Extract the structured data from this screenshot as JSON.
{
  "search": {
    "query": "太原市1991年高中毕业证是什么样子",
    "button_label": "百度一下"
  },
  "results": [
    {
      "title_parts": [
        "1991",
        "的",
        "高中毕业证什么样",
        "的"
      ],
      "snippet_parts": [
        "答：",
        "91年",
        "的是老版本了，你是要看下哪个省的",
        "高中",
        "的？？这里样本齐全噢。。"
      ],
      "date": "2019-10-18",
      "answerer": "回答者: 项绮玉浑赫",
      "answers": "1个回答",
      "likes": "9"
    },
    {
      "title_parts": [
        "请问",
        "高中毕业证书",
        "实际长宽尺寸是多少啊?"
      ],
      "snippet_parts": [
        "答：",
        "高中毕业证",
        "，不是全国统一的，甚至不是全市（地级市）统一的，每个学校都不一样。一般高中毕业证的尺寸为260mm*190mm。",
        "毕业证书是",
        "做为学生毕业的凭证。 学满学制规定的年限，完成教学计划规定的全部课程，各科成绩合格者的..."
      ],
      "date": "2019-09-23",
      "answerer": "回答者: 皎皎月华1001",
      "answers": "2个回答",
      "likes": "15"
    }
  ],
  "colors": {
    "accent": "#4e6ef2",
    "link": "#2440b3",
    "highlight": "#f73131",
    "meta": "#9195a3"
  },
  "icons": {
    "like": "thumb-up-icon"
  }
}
________________________
**WHAT YOU WILL DO:** Make an exact copy of the records.

**SOLVED EXERCISE:**
Extract the structured data from this screenshot as JSON.
{
  "search": {
    "query": "太原市1991年高中毕业证是什么样子",
    "button_label": "百度一下"
  },
  "results": [
    {
      "title_parts": [
        "1991",
        "的",
        "高中毕业证什么样",
        "的"
      ],
      "snippet_parts": [
        "答：",
        "91年",
        "的是老版本了，你是要看下哪个省的",
        "高中",
        "的？？这里样本齐全噢。。"
      ],
      "date": "2019-10-18",
      "answerer": "回答者: 项绮玉浑赫",
      "answers": "1个回答",
      "likes": "9"
    },
    {
      "title_parts": [
        "请问",
        "高中毕业证书",
        "实际长宽尺寸是多少啊?"
      ],
      "snippet_parts": [
        "答：",
        "高中毕业证",
        "，不是全国统一的，甚至不是全市（地级市）统一的，每个学校都不一样。一般高中毕业证的尺寸为260mm*190mm。",
        "毕业证书是",
        "做为学生毕业的凭证。 学满学制规定的年限，完成教学计划规定的全部课程，各科成绩合格者的..."
      ],
      "date": "2019-09-23",
      "answerer": "回答者: 皎皎月华1001",
      "answers": "2个回答",
      "likes": "15"
    }
  ],
  "colors": {
    "accent": "#4e6ef2",
    "link": "#2440b3",
    "highlight": "#f73131",
    "meta": "#9195a3"
  },
  "icons": {
    "like": "thumb-up-icon"
  }
}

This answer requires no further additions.